Instructions to follow -
Go through the material below and copy all lines with "leaders".

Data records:
────────

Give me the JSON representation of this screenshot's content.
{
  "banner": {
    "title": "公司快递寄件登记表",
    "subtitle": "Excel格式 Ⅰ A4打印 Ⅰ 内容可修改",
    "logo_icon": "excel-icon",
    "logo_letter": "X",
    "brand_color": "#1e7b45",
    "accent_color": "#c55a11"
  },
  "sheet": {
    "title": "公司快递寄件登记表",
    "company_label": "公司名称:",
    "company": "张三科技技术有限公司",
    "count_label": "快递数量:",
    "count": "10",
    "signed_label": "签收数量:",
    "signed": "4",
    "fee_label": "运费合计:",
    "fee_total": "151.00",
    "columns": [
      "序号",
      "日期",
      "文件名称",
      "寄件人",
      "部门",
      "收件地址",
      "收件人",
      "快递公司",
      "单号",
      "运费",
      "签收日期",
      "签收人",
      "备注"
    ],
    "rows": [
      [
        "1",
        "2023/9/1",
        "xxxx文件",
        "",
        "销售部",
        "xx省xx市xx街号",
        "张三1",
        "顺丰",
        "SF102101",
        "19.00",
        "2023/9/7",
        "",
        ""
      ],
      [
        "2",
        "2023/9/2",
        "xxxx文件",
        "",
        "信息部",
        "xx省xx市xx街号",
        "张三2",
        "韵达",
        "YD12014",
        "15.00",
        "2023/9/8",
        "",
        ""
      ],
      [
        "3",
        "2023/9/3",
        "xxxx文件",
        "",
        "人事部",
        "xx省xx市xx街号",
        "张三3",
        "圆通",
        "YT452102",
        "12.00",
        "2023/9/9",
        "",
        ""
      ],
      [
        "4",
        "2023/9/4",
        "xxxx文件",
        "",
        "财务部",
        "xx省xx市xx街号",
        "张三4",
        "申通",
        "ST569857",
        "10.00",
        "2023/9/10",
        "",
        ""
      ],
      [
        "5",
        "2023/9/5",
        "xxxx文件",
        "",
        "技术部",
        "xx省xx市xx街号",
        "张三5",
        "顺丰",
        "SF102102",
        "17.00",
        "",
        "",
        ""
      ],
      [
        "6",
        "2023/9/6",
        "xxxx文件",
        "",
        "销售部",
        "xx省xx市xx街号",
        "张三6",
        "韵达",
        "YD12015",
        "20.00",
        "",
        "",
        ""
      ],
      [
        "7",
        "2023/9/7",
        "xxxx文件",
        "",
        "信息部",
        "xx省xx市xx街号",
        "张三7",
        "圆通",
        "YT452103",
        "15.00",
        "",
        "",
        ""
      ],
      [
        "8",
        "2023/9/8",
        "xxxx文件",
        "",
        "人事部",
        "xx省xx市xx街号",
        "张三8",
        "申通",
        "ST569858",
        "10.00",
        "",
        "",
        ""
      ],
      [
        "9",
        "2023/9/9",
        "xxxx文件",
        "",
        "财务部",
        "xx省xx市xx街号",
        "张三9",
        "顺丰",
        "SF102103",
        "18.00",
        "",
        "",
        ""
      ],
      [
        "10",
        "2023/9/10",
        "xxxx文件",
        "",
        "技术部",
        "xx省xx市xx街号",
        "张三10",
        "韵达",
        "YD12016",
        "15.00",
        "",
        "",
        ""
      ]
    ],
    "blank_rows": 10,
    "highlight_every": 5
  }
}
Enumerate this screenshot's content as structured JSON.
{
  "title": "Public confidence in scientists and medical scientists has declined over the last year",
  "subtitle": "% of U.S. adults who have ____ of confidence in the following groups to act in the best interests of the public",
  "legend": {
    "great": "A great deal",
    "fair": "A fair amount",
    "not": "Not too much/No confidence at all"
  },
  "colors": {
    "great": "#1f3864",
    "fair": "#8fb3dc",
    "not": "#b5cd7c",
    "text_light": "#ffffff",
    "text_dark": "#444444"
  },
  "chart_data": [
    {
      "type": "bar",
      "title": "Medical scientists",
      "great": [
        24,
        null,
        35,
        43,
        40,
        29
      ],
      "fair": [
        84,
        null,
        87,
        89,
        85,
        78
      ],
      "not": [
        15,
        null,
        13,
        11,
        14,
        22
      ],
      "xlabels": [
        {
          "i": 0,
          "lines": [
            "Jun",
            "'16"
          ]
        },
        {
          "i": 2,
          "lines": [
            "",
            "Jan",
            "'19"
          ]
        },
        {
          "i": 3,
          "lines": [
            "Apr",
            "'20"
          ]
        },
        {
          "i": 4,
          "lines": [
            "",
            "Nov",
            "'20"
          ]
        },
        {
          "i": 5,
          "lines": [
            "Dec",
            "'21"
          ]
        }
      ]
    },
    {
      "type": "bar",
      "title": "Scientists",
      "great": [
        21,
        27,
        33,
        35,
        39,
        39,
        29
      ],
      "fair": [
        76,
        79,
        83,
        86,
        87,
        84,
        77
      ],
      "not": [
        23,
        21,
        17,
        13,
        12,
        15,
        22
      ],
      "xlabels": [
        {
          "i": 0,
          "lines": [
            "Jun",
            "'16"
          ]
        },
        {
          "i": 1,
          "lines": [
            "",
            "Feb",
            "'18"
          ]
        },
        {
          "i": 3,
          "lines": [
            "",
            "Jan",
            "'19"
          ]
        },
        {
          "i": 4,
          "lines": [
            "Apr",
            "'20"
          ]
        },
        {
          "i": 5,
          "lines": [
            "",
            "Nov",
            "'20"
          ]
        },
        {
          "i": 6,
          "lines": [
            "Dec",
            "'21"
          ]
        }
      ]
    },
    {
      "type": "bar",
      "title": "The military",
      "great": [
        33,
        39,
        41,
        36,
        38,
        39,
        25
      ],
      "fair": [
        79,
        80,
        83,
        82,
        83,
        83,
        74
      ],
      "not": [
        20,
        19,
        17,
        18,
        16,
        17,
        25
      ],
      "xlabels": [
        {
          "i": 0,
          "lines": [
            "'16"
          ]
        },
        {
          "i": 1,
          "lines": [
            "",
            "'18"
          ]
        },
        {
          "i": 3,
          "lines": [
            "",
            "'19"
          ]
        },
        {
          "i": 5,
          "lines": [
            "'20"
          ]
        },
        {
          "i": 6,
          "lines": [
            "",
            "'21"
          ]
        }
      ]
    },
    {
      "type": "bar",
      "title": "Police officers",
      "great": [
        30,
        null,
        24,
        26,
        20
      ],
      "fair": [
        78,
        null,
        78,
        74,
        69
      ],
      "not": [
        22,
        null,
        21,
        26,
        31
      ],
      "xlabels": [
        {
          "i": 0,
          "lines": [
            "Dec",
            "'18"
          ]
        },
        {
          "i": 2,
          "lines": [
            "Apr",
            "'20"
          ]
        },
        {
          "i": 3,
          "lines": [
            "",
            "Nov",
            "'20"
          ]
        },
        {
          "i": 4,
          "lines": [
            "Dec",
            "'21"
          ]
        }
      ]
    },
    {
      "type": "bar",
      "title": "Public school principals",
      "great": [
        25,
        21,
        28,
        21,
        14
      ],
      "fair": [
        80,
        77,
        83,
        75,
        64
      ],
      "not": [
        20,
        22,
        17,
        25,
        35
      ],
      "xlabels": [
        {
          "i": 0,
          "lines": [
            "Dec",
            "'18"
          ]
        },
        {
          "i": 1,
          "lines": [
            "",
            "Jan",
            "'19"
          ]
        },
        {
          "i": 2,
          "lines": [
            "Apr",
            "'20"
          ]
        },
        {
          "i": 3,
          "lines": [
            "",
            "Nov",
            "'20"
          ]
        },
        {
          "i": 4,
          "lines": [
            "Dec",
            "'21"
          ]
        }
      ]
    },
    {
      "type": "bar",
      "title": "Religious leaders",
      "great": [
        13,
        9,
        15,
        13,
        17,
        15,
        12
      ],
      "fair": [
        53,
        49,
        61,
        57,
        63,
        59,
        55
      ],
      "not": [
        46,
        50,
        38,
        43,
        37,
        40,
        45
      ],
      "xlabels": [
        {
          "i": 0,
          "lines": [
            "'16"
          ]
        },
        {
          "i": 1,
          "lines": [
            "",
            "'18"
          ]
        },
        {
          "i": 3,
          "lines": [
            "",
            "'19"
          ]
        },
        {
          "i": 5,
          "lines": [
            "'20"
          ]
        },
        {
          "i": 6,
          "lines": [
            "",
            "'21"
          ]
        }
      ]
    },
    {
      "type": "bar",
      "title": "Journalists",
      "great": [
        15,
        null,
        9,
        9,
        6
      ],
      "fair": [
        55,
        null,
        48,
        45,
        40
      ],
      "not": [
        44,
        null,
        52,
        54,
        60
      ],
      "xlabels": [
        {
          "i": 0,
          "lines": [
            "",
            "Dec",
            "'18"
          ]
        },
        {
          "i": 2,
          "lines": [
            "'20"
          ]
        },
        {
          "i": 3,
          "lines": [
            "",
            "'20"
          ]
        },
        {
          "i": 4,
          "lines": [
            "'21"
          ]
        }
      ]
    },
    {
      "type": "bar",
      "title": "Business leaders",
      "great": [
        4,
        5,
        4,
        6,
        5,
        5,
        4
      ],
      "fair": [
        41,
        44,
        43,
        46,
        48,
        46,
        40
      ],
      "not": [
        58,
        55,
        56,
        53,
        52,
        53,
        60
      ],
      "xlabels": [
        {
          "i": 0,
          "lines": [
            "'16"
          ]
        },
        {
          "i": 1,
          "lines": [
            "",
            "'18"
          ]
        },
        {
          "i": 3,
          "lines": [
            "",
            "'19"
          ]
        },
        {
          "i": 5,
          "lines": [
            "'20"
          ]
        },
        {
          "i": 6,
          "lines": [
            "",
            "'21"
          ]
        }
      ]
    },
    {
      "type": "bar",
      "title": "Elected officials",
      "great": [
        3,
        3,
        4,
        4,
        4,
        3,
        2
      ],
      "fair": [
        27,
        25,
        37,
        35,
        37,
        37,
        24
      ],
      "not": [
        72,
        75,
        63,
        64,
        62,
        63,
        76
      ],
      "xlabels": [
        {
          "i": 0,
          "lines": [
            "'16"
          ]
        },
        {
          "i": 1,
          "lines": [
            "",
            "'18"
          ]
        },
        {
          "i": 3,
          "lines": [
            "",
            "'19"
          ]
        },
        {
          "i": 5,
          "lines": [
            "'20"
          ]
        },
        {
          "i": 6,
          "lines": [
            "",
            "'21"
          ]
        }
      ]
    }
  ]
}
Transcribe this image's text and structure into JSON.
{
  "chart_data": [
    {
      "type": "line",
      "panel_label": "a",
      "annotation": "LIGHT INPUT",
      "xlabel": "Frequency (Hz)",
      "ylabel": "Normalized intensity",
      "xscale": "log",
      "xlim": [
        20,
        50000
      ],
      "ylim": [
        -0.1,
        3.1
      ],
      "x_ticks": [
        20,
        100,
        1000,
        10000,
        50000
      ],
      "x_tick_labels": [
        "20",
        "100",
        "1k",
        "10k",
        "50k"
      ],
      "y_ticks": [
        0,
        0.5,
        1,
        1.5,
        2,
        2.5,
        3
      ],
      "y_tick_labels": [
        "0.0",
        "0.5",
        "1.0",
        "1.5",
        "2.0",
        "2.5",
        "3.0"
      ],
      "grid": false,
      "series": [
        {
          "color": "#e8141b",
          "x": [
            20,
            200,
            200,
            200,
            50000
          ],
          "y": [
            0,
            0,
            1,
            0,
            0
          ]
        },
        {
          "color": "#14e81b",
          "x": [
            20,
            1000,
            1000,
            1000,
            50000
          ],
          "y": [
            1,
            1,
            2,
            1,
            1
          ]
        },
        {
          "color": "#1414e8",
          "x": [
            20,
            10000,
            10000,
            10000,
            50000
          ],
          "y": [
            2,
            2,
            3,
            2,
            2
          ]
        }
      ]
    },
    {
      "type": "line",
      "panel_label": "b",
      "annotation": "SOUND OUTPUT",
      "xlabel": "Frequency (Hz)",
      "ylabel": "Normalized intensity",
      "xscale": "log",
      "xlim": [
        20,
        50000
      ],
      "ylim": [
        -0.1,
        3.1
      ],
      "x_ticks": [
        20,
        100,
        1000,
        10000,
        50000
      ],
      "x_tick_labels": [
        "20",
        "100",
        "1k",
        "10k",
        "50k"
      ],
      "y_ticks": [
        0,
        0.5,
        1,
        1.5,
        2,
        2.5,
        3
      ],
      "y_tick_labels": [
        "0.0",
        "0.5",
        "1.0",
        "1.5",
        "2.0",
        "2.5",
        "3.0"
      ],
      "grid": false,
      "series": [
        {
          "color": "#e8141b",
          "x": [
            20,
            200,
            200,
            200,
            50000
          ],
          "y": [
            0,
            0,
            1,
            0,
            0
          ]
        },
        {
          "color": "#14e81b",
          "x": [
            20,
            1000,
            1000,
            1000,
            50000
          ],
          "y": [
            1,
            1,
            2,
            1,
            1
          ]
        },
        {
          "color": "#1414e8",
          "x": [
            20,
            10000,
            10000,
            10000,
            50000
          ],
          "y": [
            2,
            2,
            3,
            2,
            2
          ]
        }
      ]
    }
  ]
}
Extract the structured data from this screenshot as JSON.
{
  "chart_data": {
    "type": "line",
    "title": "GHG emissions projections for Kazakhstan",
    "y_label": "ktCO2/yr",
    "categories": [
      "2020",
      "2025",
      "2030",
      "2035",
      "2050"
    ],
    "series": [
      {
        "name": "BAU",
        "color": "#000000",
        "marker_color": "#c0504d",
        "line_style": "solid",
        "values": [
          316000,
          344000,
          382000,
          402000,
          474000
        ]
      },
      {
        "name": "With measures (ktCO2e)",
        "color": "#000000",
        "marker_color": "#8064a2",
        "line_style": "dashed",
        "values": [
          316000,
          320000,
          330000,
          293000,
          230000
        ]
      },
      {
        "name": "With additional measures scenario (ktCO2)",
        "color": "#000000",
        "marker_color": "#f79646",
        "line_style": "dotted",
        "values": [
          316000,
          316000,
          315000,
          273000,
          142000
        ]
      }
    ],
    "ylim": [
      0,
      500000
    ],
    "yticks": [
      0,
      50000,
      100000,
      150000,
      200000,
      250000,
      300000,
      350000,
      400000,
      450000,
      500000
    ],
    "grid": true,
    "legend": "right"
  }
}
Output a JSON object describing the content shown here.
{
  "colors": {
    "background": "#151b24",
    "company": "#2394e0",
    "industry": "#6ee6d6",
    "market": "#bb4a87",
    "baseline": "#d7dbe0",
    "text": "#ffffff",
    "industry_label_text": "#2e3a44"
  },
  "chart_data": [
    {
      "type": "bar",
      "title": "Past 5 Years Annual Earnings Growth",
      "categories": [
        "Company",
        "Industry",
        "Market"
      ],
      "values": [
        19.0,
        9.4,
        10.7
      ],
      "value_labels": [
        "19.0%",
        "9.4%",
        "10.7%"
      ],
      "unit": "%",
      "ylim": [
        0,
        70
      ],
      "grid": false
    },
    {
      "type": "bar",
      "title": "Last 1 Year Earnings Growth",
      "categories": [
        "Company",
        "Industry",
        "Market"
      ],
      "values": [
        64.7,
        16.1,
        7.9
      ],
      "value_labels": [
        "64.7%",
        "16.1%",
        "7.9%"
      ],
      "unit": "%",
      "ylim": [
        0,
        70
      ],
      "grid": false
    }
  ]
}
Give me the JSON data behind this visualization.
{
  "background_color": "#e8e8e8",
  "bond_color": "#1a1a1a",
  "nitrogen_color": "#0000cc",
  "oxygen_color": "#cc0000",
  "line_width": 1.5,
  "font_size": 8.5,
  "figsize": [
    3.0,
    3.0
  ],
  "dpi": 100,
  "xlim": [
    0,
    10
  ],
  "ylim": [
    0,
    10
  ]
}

────────

Result of this exercise -
      "title": "Religious leaders",
      "title": "Business leaders",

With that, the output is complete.